## Description of the task
Wherever the word "beépült" appears in a line, extract that line.

## Material for the task

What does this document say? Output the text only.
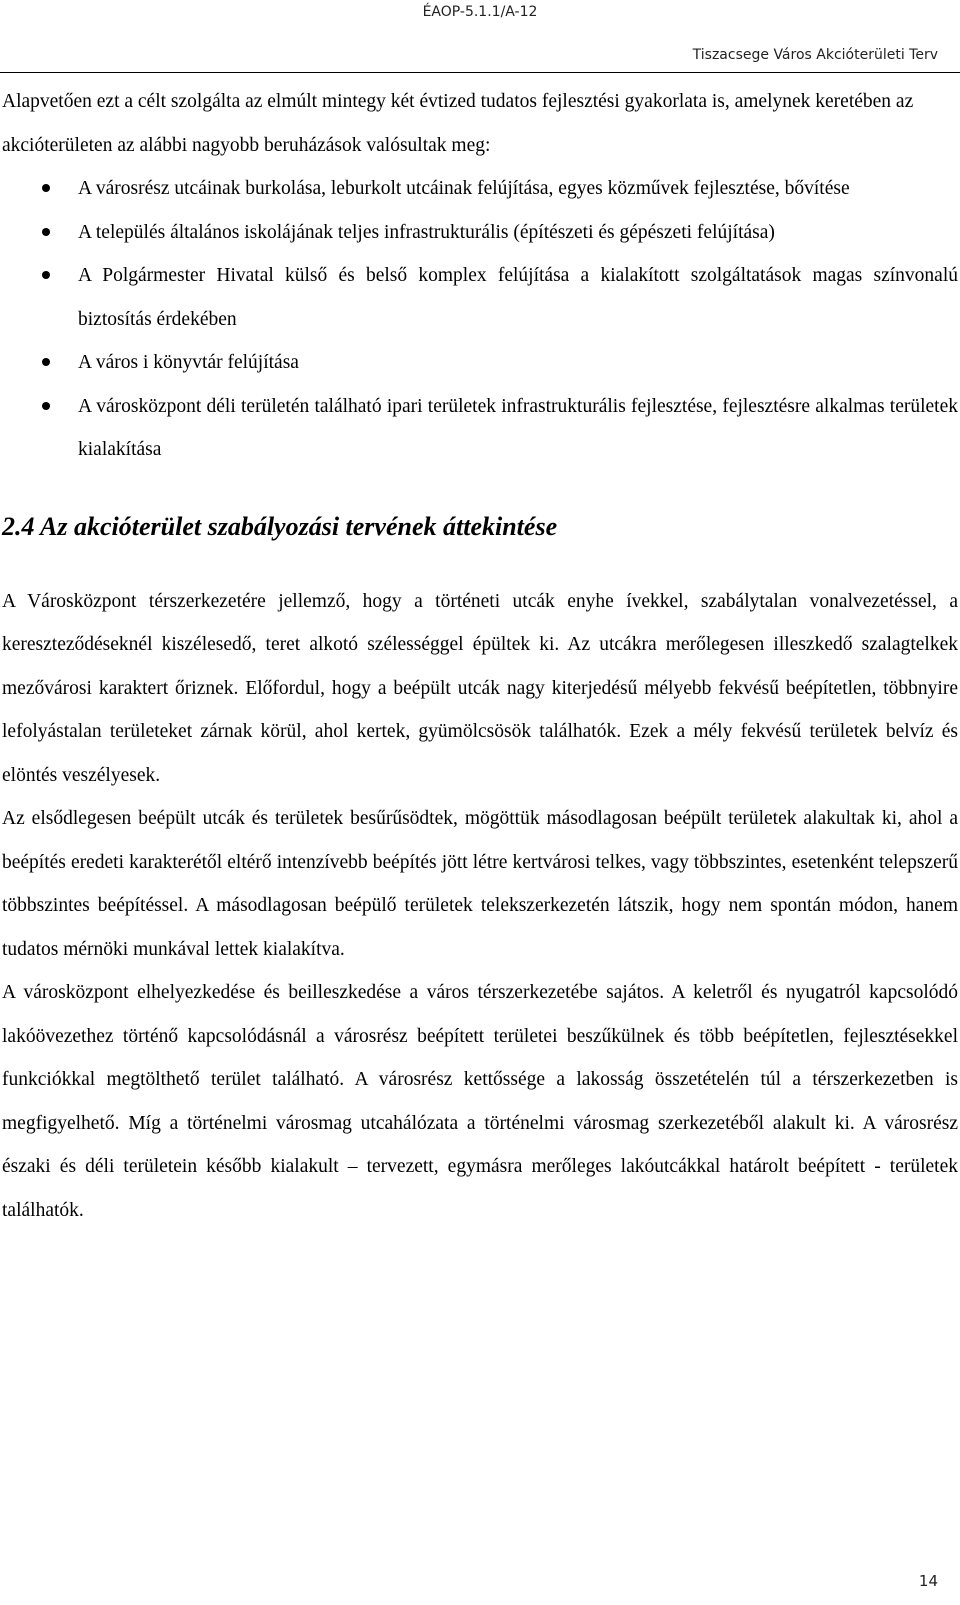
ÉAOP-5.1.1/A-12
Tiszacsege Város Akcióterületi Terv

Alapvetően ezt a célt szolgálta az elmúlt mintegy két évtized tudatos fejlesztési gyakorlata is, amelynek keretében az akcióterületen az alábbi nagyobb beruházások valósultak meg:

A városrész utcáinak burkolása, leburkolt utcáinak felújítása, egyes közművek fejlesztése, bővítése
A település általános iskolájának teljes infrastrukturális (építészeti és gépészeti felújítása)
A Polgármester Hivatal külső és belső komplex felújítása a kialakított szolgáltatások magas színvonalú biztosítás érdekében
A város i könyvtár felújítása
A városközpont déli területén található ipari területek infrastrukturális fejlesztése, fejlesztésre alkalmas területek kialakítása
2.4 Az akcióterület szabályozási tervének áttekintése

A Városközpont térszerkezetére jellemző, hogy a történeti utcák enyhe ívekkel, szabálytalan vonalvezetéssel, a kereszteződéseknél kiszélesedő, teret alkotó szélességgel épültek ki. Az utcákra merőlegesen illeszkedő szalagtelkek mezővárosi karaktert őriznek. Előfordul, hogy a beépült utcák nagy kiterjedésű mélyebb fekvésű beépítetlen, többnyire lefolyástalan területeket zárnak körül, ahol kertek, gyümölcsösök találhatók. Ezek a mély fekvésű területek belvíz és elöntés veszélyesek.

Az elsődlegesen beépült utcák és területek besűrűsödtek, mögöttük másodlagosan beépült területek alakultak ki, ahol a beépítés eredeti karakterétől eltérő intenzívebb beépítés jött létre kertvárosi telkes, vagy többszintes, esetenként telepszerű többszintes beépítéssel. A másodlagosan beépülő területek telekszerkezetén látszik, hogy nem spontán módon, hanem tudatos mérnöki munkával lettek kialakítva.

A városközpont elhelyezkedése és beilleszkedése a város térszerkezetébe sajátos. A keletről és nyugatról kapcsolódó lakóövezethez történő kapcsolódásnál a városrész beépített területei beszűkülnek és több beépítetlen, fejlesztésekkel funkciókkal megtölthető terület található. A városrész kettőssége a lakosság összetételén túl a térszerkezetben is megfigyelhető. Míg a történelmi városmag utcahálózata a történelmi városmag szerkezetéből alakult ki. A városrész északi és déli területein később kialakult – tervezett, egymásra merőleges lakóutcákkal határolt beépített - területek találhatók.

14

## Complete output
A Városközpont térszerkezetére jellemző, hogy a történeti utcák enyhe ívekkel, szabálytalan vonalvezetéssel, a kereszteződéseknél kiszélesedő, teret alkotó szélességgel épültek ki. Az utcákra merőlegesen illeszkedő szalagtelkek mezővárosi karaktert őriznek. Előfordul, hogy a beépült utcák nagy kiterjedésű mélyebb fekvésű beépítetlen, többnyire lefolyástalan területeket zárnak körül, ahol kertek, gyümölcsösök találhatók. Ezek a mély fekvésű területek belvíz és elöntés veszélyesek.
Az elsődlegesen beépült utcák és területek besűrűsödtek, mögöttük másodlagosan beépült területek alakultak ki, ahol a beépítés eredeti karakterétől eltérő intenzívebb beépítés jött létre kertvárosi telkes, vagy többszintes, esetenként telepszerű többszintes beépítéssel. A másodlagosan beépülő területek telekszerkezetén látszik, hogy nem spontán módon, hanem tudatos mérnöki munkával lettek kialakítva.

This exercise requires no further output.